• Task description:
Gather every line that includes the word "Mode", please.

• Input data:
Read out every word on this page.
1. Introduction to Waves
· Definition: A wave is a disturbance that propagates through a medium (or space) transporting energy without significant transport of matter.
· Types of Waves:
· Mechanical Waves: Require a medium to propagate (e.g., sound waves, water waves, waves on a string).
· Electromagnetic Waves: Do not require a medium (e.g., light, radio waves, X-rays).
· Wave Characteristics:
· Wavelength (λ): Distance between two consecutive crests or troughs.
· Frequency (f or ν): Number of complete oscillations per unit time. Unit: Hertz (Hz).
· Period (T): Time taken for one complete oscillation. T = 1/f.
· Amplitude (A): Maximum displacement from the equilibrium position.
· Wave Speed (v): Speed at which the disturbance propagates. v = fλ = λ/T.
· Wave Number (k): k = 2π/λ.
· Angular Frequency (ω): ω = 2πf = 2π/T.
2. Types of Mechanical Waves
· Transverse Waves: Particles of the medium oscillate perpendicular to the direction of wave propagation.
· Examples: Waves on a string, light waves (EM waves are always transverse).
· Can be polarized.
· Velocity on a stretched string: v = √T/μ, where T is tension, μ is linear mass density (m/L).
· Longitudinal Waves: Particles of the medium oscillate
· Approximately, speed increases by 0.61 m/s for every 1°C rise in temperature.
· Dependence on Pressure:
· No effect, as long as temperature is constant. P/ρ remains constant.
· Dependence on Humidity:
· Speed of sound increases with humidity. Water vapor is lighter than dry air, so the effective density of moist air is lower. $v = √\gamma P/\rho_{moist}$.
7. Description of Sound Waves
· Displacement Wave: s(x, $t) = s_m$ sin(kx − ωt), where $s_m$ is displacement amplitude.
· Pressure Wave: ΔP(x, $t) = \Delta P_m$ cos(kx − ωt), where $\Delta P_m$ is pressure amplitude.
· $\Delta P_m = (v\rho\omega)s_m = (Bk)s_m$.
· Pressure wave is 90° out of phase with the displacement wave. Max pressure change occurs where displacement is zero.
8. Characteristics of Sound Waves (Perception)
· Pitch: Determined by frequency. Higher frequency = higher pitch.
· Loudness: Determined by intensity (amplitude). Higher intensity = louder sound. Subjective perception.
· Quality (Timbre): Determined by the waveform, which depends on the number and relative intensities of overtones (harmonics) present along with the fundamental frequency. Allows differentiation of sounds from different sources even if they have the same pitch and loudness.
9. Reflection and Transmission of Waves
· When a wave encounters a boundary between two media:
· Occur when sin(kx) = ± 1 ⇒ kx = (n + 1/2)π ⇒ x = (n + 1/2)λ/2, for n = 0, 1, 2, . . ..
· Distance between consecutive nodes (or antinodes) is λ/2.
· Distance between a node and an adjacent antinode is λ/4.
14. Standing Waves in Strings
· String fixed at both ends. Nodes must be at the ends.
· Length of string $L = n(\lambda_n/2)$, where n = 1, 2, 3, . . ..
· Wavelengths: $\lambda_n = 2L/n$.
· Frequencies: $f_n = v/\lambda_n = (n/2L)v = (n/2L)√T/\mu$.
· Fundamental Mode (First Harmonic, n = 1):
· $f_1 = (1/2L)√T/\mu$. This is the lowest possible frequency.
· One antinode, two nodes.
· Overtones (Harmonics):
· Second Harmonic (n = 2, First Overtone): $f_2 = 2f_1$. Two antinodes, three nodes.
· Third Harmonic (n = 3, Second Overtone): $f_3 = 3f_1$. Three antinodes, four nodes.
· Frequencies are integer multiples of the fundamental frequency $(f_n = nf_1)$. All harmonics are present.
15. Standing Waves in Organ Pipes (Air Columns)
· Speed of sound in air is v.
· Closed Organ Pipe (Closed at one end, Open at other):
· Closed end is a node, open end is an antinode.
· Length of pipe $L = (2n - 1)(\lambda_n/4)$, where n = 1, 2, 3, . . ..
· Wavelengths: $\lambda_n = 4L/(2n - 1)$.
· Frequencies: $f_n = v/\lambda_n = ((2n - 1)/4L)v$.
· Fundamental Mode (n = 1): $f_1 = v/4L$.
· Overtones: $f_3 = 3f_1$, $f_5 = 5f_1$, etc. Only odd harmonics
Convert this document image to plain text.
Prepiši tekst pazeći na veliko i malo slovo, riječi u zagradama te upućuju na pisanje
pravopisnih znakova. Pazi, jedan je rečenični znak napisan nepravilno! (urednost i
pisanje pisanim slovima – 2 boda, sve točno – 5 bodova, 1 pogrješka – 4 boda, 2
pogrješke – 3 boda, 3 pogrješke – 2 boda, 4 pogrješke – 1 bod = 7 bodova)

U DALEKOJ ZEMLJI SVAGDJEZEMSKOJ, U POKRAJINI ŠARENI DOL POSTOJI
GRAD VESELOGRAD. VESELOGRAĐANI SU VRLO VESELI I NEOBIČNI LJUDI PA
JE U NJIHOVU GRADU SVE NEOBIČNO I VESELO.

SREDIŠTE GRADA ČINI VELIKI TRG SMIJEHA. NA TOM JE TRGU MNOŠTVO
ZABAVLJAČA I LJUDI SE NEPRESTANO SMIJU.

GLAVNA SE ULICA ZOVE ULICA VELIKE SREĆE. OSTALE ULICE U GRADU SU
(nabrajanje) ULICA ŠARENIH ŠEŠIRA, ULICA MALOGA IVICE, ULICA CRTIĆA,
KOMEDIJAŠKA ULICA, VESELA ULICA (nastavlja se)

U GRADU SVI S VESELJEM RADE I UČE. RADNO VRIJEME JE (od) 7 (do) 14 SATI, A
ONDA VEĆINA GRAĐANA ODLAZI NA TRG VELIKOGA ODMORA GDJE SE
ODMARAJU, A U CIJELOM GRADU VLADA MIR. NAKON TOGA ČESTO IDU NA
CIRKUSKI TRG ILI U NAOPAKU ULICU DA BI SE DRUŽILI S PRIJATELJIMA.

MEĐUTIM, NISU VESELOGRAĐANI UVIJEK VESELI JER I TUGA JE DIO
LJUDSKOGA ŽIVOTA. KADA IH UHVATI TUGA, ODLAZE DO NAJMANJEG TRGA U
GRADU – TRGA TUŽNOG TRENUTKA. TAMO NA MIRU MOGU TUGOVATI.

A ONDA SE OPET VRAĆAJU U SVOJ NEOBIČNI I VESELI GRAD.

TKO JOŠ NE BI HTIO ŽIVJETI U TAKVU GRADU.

• The answer:
· Fundamental Mode (First Harmonic, n = 1):
· Fundamental Mode (n = 1): $f_1 = v/4L$.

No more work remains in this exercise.